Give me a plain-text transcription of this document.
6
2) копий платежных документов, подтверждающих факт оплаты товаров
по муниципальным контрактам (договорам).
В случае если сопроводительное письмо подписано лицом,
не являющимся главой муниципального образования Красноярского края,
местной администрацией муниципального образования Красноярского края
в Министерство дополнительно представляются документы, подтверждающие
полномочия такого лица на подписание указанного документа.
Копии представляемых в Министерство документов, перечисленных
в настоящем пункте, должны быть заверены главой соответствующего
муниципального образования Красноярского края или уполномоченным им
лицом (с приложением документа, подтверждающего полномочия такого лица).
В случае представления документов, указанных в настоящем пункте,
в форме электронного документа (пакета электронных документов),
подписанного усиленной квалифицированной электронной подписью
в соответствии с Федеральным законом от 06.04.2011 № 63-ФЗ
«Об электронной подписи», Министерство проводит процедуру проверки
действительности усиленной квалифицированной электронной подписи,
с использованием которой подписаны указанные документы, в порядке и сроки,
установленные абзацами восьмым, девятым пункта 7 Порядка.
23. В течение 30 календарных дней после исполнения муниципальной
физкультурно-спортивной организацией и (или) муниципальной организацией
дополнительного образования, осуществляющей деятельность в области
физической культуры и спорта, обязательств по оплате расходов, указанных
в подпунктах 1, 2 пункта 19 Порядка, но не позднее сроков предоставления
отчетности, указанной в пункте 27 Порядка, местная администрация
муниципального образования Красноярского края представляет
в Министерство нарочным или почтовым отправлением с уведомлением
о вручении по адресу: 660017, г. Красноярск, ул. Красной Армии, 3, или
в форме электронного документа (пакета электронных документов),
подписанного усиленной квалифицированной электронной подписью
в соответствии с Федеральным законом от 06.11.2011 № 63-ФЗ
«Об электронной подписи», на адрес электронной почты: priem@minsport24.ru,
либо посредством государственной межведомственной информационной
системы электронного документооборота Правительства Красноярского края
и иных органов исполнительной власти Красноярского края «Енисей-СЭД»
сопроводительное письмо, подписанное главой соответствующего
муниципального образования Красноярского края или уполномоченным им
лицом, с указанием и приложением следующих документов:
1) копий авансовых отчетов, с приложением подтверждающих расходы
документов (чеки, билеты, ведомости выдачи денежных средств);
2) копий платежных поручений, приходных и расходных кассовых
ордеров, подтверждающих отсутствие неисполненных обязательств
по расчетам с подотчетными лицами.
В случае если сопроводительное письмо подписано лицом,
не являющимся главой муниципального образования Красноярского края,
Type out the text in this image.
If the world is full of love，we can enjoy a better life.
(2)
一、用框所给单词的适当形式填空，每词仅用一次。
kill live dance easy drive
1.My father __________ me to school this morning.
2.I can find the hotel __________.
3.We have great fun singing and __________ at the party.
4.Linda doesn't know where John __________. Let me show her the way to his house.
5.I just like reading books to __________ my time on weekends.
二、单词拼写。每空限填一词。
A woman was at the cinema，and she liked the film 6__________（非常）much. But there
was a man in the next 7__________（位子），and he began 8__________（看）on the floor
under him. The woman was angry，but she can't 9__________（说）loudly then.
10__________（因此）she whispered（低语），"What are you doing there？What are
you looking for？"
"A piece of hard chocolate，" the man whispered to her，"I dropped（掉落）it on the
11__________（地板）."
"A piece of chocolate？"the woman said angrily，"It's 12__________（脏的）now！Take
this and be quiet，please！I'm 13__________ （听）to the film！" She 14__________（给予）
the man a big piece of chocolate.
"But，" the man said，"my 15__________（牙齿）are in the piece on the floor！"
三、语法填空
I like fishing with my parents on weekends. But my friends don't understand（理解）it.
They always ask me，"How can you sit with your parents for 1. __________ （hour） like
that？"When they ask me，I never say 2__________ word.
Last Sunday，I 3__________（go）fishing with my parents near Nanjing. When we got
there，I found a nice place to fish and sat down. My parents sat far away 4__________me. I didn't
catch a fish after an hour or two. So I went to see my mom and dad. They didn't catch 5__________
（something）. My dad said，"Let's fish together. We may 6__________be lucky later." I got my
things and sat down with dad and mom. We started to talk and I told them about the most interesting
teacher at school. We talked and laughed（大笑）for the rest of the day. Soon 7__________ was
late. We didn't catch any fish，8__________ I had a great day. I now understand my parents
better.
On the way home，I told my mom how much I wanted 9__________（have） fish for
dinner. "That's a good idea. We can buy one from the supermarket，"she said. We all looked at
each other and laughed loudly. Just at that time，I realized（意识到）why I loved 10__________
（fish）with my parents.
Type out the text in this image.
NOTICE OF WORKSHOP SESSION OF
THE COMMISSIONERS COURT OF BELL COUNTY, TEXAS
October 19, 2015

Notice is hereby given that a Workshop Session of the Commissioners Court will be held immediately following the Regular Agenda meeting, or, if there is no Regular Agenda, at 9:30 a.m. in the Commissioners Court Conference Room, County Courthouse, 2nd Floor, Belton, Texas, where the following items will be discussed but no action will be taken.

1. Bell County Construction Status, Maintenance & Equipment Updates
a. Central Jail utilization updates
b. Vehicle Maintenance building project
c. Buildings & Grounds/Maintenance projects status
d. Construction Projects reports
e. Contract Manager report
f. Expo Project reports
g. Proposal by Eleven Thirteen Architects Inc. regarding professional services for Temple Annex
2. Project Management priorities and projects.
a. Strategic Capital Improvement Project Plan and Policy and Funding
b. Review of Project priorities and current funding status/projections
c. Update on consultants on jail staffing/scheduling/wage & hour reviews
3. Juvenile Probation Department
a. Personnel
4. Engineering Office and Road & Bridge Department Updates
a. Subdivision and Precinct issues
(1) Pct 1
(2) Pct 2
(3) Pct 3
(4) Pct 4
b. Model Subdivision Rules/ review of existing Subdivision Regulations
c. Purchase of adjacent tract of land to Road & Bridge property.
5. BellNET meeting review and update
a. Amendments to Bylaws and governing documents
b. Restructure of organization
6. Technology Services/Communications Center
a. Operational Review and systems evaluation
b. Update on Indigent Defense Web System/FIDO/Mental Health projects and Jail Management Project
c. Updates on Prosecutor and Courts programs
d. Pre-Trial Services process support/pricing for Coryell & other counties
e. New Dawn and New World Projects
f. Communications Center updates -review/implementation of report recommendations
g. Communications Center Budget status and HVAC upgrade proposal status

■ Task requirements ■
Each line above must be reproduced exactly as it stands.

■ Worked solution ■
Give me a plain-text transcription of this document.
6
2) копий платежных документов, подтверждающих факт оплаты товаров
по муниципальным контрактам (договорам).
В случае если сопроводительное письмо подписано лицом,
не являющимся главой муниципального образования Красноярского края,
местной администрацией муниципального образования Красноярского края
в Министерство дополнительно представляются документы, подтверждающие
полномочия такого лица на подписание указанного документа.
Копии представляемых в Министерство документов, перечисленных
в настоящем пункте, должны быть заверены главой соответствующего
муниципального образования Красноярского края или уполномоченным им
лицом (с приложением документа, подтверждающего полномочия такого лица).
В случае представления документов, указанных в настоящем пункте,
в форме электронного документа (пакета электронных документов),
подписанного усиленной квалифицированной электронной подписью
в соответствии с Федеральным законом от 06.04.2011 № 63-ФЗ
«Об электронной подписи», Министерство проводит процедуру проверки
действительности усиленной квалифицированной электронной подписи,
с использованием которой подписаны указанные документы, в порядке и сроки,
установленные абзацами восьмым, девятым пункта 7 Порядка.
23. В течение 30 календарных дней после исполнения муниципальной
физкультурно-спортивной организацией и (или) муниципальной организацией
дополнительного образования, осуществляющей деятельность в области
физической культуры и спорта, обязательств по оплате расходов, указанных
в подпунктах 1, 2 пункта 19 Порядка, но не позднее сроков предоставления
отчетности, указанной в пункте 27 Порядка, местная администрация
муниципального образования Красноярского края представляет
в Министерство нарочным или почтовым отправлением с уведомлением
о вручении по адресу: 660017, г. Красноярск, ул. Красной Армии, 3, или
в форме электронного документа (пакета электронных документов),
подписанного усиленной квалифицированной электронной подписью
в соответствии с Федеральным законом от 06.11.2011 № 63-ФЗ
«Об электронной подписи», на адрес электронной почты: priem@minsport24.ru,
либо посредством государственной межведомственной информационной
системы электронного документооборота Правительства Красноярского края
и иных органов исполнительной власти Красноярского края «Енисей-СЭД»
сопроводительное письмо, подписанное главой соответствующего
муниципального образования Красноярского края или уполномоченным им
лицом, с указанием и приложением следующих документов:
1) копий авансовых отчетов, с приложением подтверждающих расходы
документов (чеки, билеты, ведомости выдачи денежных средств);
2) копий платежных поручений, приходных и расходных кассовых
ордеров, подтверждающих отсутствие неисполненных обязательств
по расчетам с подотчетными лицами.
В случае если сопроводительное письмо подписано лицом,
не являющимся главой муниципального образования Красноярского края,
Type out the text in this image.
If the world is full of love，we can enjoy a better life.
(2)
一、用框所给单词的适当形式填空，每词仅用一次。
kill live dance easy drive
1.My father __________ me to school this morning.
2.I can find the hotel __________.
3.We have great fun singing and __________ at the party.
4.Linda doesn't know where John __________. Let me show her the way to his house.
5.I just like reading books to __________ my time on weekends.
二、单词拼写。每空限填一词。
A woman was at the cinema，and she liked the film 6__________（非常）much. But there
was a man in the next 7__________（位子），and he began 8__________（看）on the floor
under him. The woman was angry，but she can't 9__________（说）loudly then.
10__________（因此）she whispered（低语），"What are you doing there？What are
you looking for？"
"A piece of hard chocolate，" the man whispered to her，"I dropped（掉落）it on the
11__________（地板）."
"A piece of chocolate？"the woman said angrily，"It's 12__________（脏的）now！Take
this and be quiet，please！I'm 13__________ （听）to the film！" She 14__________（给予）
the man a big piece of chocolate.
"But，" the man said，"my 15__________（牙齿）are in the piece on the floor！"
三、语法填空
I like fishing with my parents on weekends. But my friends don't understand（理解）it.
They always ask me，"How can you sit with your parents for 1. __________ （hour） like
that？"When they ask me，I never say 2__________ word.
Last Sunday，I 3__________（go）fishing with my parents near Nanjing. When we got
there，I found a nice place to fish and sat down. My parents sat far away 4__________me. I didn't
catch a fish after an hour or two. So I went to see my mom and dad. They didn't catch 5__________
（something）. My dad said，"Let's fish together. We may 6__________be lucky later." I got my
things and sat down with dad and mom. We started to talk and I told them about the most interesting
teacher at school. We talked and laughed（大笑）for the rest of the day. Soon 7__________ was
late. We didn't catch any fish，8__________ I had a great day. I now understand my parents
better.
On the way home，I told my mom how much I wanted 9__________（have） fish for
dinner. "That's a good idea. We can buy one from the supermarket，"she said. We all looked at
each other and laughed loudly. Just at that time，I realized（意识到）why I loved 10__________
（fish）with my parents.
Type out the text in this image.
NOTICE OF WORKSHOP SESSION OF
THE COMMISSIONERS COURT OF BELL COUNTY, TEXAS
October 19, 2015

Notice is hereby given that a Workshop Session of the Commissioners Court will be held immediately following the Regular Agenda meeting, or, if there is no Regular Agenda, at 9:30 a.m. in the Commissioners Court Conference Room, County Courthouse, 2nd Floor, Belton, Texas, where the following items will be discussed but no action will be taken.

1. Bell County Construction Status, Maintenance & Equipment Updates
a. Central Jail utilization updates
b. Vehicle Maintenance building project
c. Buildings & Grounds/Maintenance projects status
d. Construction Projects reports
e. Contract Manager report
f. Expo Project reports
g. Proposal by Eleven Thirteen Architects Inc. regarding professional services for Temple Annex
2. Project Management priorities and projects.
a. Strategic Capital Improvement Project Plan and Policy and Funding
b. Review of Project priorities and current funding status/projections
c. Update on consultants on jail staffing/scheduling/wage & hour reviews
3. Juvenile Probation Department
a. Personnel
4. Engineering Office and Road & Bridge Department Updates
a. Subdivision and Precinct issues
(1) Pct 1
(2) Pct 2
(3) Pct 3
(4) Pct 4
b. Model Subdivision Rules/ review of existing Subdivision Regulations
c. Purchase of adjacent tract of land to Road & Bridge property.
5. BellNET meeting review and update
a. Amendments to Bylaws and governing documents
b. Restructure of organization
6. Technology Services/Communications Center
a. Operational Review and systems evaluation
b. Update on Indigent Defense Web System/FIDO/Mental Health projects and Jail Management Project
c. Updates on Prosecutor and Courts programs
d. Pre-Trial Services process support/pricing for Coryell & other counties
e. New Dawn and New World Projects
f. Communications Center updates -review/implementation of report recommendations
g. Communications Center Budget status and HVAC upgrade proposal status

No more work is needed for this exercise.